- _Goal of the exercise_: Pull out every line below holding the word "What".

(Dataset rows)
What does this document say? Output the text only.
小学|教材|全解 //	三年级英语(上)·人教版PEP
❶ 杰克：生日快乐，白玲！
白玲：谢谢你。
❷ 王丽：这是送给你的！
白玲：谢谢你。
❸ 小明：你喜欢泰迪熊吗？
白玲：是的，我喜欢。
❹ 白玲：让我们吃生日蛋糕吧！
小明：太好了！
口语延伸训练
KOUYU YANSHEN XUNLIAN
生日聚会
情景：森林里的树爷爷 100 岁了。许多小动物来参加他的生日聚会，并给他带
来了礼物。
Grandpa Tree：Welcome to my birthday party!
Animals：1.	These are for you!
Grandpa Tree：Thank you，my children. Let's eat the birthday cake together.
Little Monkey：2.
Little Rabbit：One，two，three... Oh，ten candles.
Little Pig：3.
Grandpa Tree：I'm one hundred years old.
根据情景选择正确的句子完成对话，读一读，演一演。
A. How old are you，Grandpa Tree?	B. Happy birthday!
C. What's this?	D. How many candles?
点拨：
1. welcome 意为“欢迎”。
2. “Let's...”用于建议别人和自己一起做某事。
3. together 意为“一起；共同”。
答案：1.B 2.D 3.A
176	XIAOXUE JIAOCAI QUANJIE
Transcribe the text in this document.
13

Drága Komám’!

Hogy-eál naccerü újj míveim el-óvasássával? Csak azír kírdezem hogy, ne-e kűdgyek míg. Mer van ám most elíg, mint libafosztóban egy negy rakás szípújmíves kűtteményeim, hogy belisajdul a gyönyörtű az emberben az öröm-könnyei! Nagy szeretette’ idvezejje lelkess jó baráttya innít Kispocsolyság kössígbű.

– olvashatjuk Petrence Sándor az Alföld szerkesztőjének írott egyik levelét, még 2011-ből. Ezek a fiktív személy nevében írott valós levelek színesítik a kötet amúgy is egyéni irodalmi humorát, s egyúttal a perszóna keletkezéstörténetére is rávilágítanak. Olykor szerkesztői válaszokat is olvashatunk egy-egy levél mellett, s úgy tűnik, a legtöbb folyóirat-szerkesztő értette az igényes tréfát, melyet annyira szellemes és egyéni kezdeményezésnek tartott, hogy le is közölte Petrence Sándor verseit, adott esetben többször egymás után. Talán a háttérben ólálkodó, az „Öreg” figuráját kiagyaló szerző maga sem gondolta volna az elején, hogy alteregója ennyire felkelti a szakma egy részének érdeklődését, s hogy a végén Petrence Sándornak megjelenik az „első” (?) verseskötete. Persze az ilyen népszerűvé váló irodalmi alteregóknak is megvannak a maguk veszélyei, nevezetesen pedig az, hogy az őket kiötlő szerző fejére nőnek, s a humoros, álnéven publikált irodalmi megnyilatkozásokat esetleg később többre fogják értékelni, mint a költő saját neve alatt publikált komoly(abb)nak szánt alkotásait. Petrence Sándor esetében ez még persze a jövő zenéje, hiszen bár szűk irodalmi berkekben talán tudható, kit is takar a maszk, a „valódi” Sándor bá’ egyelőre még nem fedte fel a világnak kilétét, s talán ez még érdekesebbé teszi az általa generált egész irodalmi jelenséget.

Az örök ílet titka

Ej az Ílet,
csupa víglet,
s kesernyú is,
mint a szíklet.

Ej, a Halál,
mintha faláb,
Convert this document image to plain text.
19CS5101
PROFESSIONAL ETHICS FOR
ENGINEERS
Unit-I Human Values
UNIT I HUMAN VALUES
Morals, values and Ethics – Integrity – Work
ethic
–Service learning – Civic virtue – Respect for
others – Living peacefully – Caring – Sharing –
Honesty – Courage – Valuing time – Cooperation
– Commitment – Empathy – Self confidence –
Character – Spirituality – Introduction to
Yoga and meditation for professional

- _Correct answer_:
What does this document say? Output the text only.
C. What's this?	D. How many candles?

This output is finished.